DOCUMENT PASSAGE ▸
This S-type can do just about anything you set your mind, heart and fingers to.

PRS SE Silver Sky
(Image: © PRS)

Our Verdict

Given its price, versatility and overall build quality the PRS SE Silver Sky easily earns an Editors’ Pick Award.

For

  • A well-built and cleverly executed reconceived S-type that delivers a lot of tone and playability in its price range

Against

  • Some players might enjoy an overwound bridge pickup to give more punch to that position

Released in the arms of superstar John Mayer in 2018, the original Silver Sky model from Paul Reed Smith made a big splash and raised some eyebrows in the process.

The notion of this storied maker undertaking an idealized rendition of the time-honored Stratocaster drew gasps from some quarters, but those who played the thing almost universally praised its clever and archetypal PRS-like reworking of the form, and the superb playability, tone and efficiency of the effort.

With that in mind, the new SE Silver Sky is set to make big waves of its own.

Likewise released with Mayer’s full approval, and with a string of launch events to prove it, the model brings PRS’s creative take on the 25.5-inch-scale, bolt-neck, three-pickup classic to the world of hard-working guitarists at a much more accessible price, while maintaining the style, features and design in the way that has long made the offshore-built SE line a big success.

PRS SE Silver Sky

(Image credit: PRS)

This guitar isn’t cut straight from traditional cloth, as various design points make evident.

Stand-outs include the three-to-a-side PRS headstock, and visual queues such as the diving-bird inlays on the 22-fret rosewood fingerboard.

DATA EXCERPT ▸

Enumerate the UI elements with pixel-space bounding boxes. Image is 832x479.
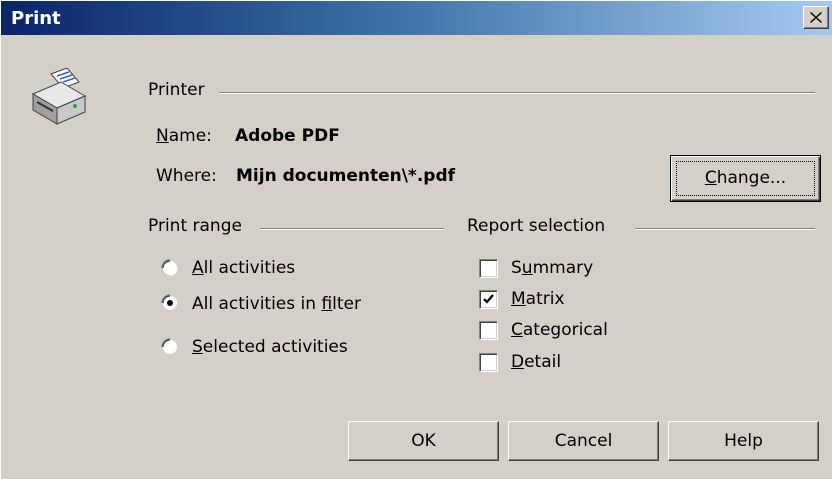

EXERCISE BRIEF ▸ From the guitar review, transcribe the passage starting with "With that in" and going on through "(Image credit: PRS)".

SOLUTION FOR THIS PROBLEM ▸
With that in mind, the new SE Silver Sky is set to make big waves of its own.

Likewise released with Mayer’s full approval, and with a string of launch events to prove it, the model brings PRS’s creative take on the 25.5-inch-scale, bolt-neck, three-pickup classic to the world of hard-working guitarists at a much more accessible price, while maintaining the style, features and design in the way that has long made the offshore-built SE line a big success.

PRS SE Silver Sky

(Image credit: PRS)